# Set exercise:
Repeat the lines below exactly as they appear, but leave out the images.

# Dataset extract:
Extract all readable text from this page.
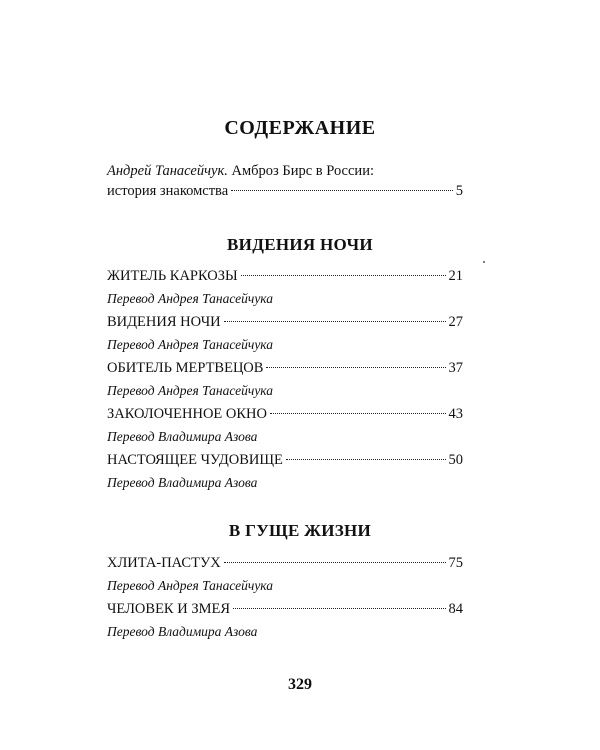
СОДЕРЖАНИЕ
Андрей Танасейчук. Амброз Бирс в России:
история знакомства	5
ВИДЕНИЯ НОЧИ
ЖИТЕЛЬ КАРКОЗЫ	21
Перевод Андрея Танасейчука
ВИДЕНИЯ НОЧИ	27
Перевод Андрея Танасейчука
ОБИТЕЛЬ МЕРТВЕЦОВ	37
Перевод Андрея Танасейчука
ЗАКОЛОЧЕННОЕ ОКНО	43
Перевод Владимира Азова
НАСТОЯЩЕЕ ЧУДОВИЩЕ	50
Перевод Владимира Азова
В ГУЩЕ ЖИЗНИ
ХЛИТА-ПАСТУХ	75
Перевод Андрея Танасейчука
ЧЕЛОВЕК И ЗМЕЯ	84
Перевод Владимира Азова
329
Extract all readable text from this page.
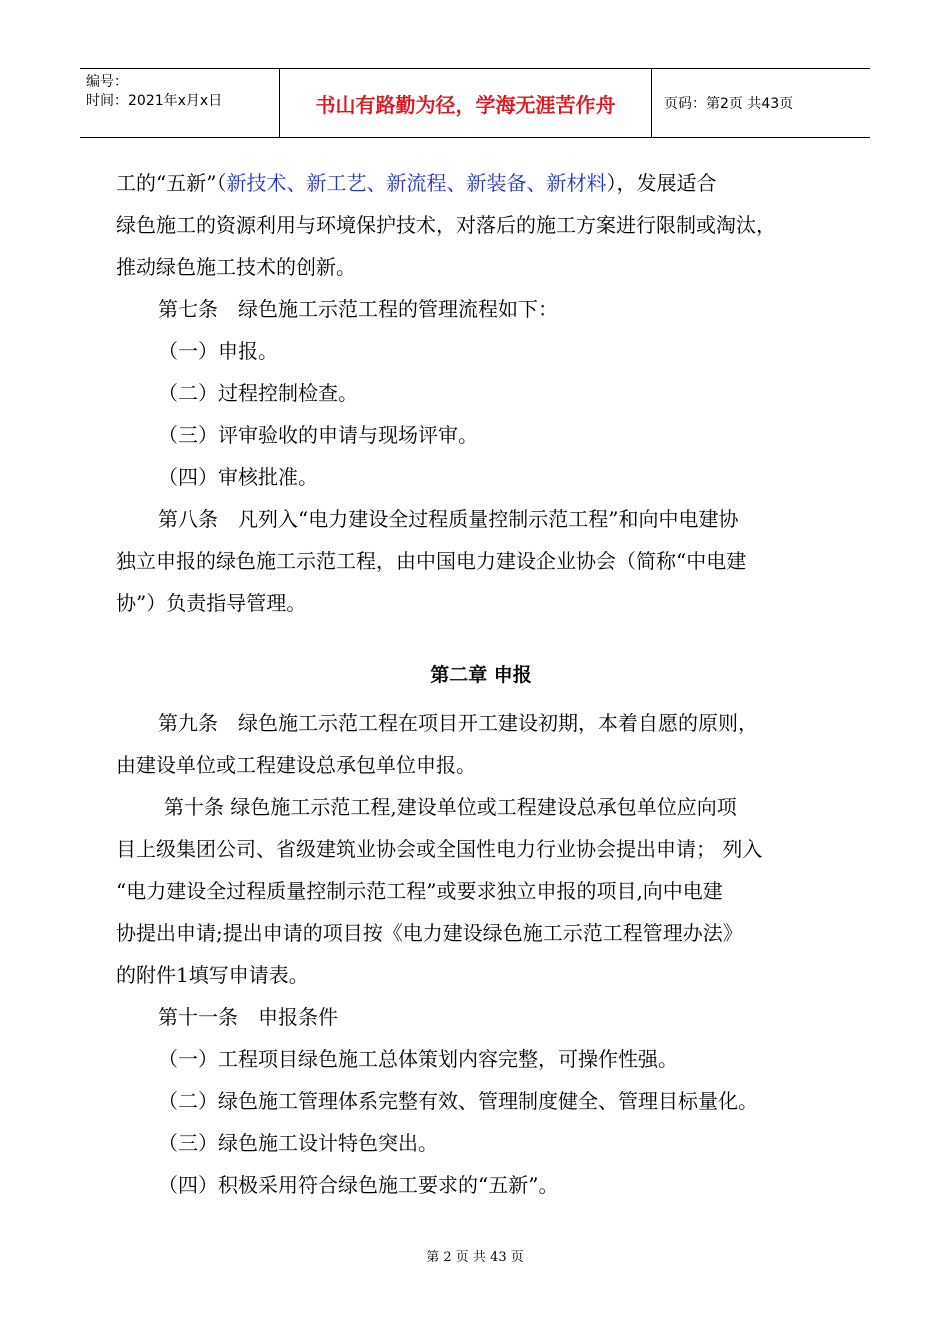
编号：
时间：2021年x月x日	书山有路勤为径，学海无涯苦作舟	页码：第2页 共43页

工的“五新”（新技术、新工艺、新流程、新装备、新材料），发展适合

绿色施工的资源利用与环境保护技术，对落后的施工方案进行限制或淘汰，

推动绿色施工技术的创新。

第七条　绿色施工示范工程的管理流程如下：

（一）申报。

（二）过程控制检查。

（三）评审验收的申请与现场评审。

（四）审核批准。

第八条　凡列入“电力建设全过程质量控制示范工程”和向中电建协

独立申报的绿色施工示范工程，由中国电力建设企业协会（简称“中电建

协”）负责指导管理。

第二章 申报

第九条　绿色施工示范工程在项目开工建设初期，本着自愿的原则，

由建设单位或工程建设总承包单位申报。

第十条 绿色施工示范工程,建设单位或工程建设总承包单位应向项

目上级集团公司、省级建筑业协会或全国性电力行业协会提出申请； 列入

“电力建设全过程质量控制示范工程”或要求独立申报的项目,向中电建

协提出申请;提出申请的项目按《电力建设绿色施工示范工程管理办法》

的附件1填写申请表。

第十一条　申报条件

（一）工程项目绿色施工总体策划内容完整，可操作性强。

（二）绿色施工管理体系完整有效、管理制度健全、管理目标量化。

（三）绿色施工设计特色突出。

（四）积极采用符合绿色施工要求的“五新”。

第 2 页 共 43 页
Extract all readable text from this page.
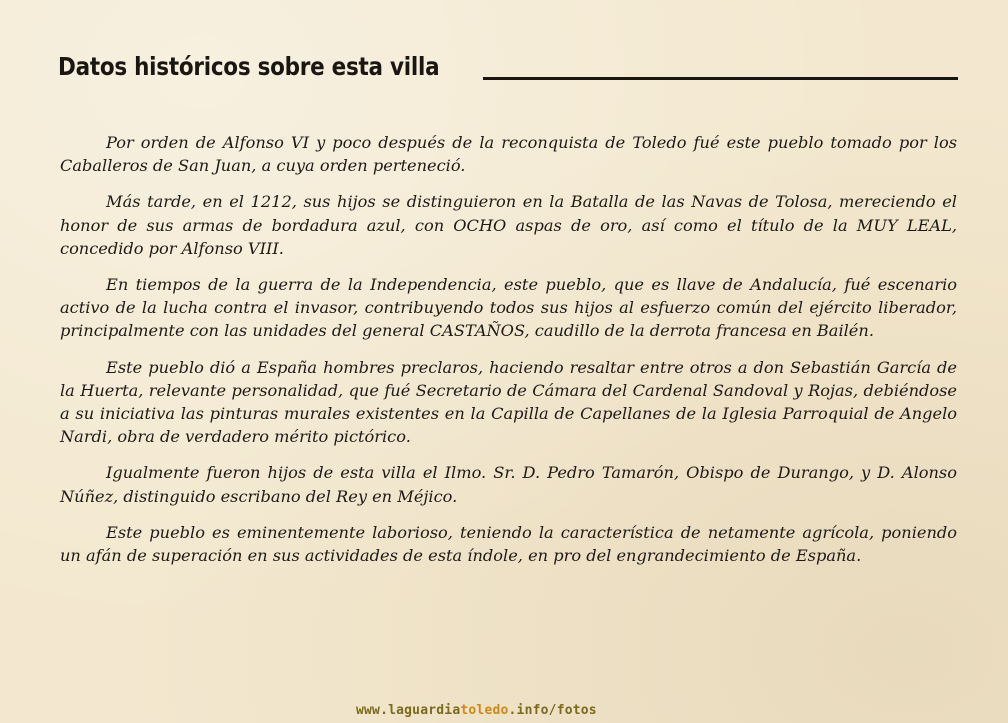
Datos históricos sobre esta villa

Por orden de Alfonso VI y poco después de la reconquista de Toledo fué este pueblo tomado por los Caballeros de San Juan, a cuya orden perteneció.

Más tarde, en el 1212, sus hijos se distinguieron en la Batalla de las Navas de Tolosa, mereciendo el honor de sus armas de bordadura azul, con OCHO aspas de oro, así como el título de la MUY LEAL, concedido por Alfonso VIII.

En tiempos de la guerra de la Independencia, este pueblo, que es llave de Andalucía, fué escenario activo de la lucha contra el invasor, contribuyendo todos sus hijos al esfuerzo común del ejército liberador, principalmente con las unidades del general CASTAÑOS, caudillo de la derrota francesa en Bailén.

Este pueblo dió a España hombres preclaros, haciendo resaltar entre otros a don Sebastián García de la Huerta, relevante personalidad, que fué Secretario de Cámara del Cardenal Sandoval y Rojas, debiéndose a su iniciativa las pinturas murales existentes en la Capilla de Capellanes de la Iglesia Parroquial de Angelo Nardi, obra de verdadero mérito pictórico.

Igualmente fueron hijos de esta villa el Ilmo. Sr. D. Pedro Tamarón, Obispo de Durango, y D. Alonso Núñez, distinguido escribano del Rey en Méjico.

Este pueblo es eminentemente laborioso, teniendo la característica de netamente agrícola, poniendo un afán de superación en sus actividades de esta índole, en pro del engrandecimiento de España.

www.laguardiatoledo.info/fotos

# Final answer:
Extract all readable text from this page.
СОДЕРЖАНИЕ
Андрей Танасейчук. Амброз Бирс в России:
история знакомства	5
ВИДЕНИЯ НОЧИ
ЖИТЕЛЬ КАРКОЗЫ	21
Перевод Андрея Танасейчука
ВИДЕНИЯ НОЧИ	27
Перевод Андрея Танасейчука
ОБИТЕЛЬ МЕРТВЕЦОВ	37
Перевод Андрея Танасейчука
ЗАКОЛОЧЕННОЕ ОКНО	43
Перевод Владимира Азова
НАСТОЯЩЕЕ ЧУДОВИЩЕ	50
Перевод Владимира Азова
В ГУЩЕ ЖИЗНИ
ХЛИТА-ПАСТУХ	75
Перевод Андрея Танасейчука
ЧЕЛОВЕК И ЗМЕЯ	84
Перевод Владимира Азова
329
Extract all readable text from this page.
编号：
时间：2021年x月x日	书山有路勤为径，学海无涯苦作舟	页码：第2页 共43页

工的“五新”（新技术、新工艺、新流程、新装备、新材料），发展适合

绿色施工的资源利用与环境保护技术，对落后的施工方案进行限制或淘汰，

推动绿色施工技术的创新。

第七条　绿色施工示范工程的管理流程如下：

（一）申报。

（二）过程控制检查。

（三）评审验收的申请与现场评审。

（四）审核批准。

第八条　凡列入“电力建设全过程质量控制示范工程”和向中电建协

独立申报的绿色施工示范工程，由中国电力建设企业协会（简称“中电建

协”）负责指导管理。

第二章 申报

第九条　绿色施工示范工程在项目开工建设初期，本着自愿的原则，

由建设单位或工程建设总承包单位申报。

第十条 绿色施工示范工程,建设单位或工程建设总承包单位应向项

目上级集团公司、省级建筑业协会或全国性电力行业协会提出申请； 列入

“电力建设全过程质量控制示范工程”或要求独立申报的项目,向中电建

协提出申请;提出申请的项目按《电力建设绿色施工示范工程管理办法》

的附件1填写申请表。

第十一条　申报条件

（一）工程项目绿色施工总体策划内容完整，可操作性强。

（二）绿色施工管理体系完整有效、管理制度健全、管理目标量化。

（三）绿色施工设计特色突出。

（四）积极采用符合绿色施工要求的“五新”。

第 2 页 共 43 页
Extract all readable text from this page.
Datos históricos sobre esta villa

Por orden de Alfonso VI y poco después de la reconquista de Toledo fué este pueblo tomado por los Caballeros de San Juan, a cuya orden perteneció.

Más tarde, en el 1212, sus hijos se distinguieron en la Batalla de las Navas de Tolosa, mereciendo el honor de sus armas de bordadura azul, con OCHO aspas de oro, así como el título de la MUY LEAL, concedido por Alfonso VIII.

En tiempos de la guerra de la Independencia, este pueblo, que es llave de Andalucía, fué escenario activo de la lucha contra el invasor, contribuyendo todos sus hijos al esfuerzo común del ejército liberador, principalmente con las unidades del general CASTAÑOS, caudillo de la derrota francesa en Bailén.

Este pueblo dió a España hombres preclaros, haciendo resaltar entre otros a don Sebastián García de la Huerta, relevante personalidad, que fué Secretario de Cámara del Cardenal Sandoval y Rojas, debiéndose a su iniciativa las pinturas murales existentes en la Capilla de Capellanes de la Iglesia Parroquial de Angelo Nardi, obra de verdadero mérito pictórico.

Igualmente fueron hijos de esta villa el Ilmo. Sr. D. Pedro Tamarón, Obispo de Durango, y D. Alonso Núñez, distinguido escribano del Rey en Méjico.

Este pueblo es eminentemente laborioso, teniendo la característica de netamente agrícola, poniendo un afán de superación en sus actividades de esta índole, en pro del engrandecimiento de España.

www.laguardiatoledo.info/fotos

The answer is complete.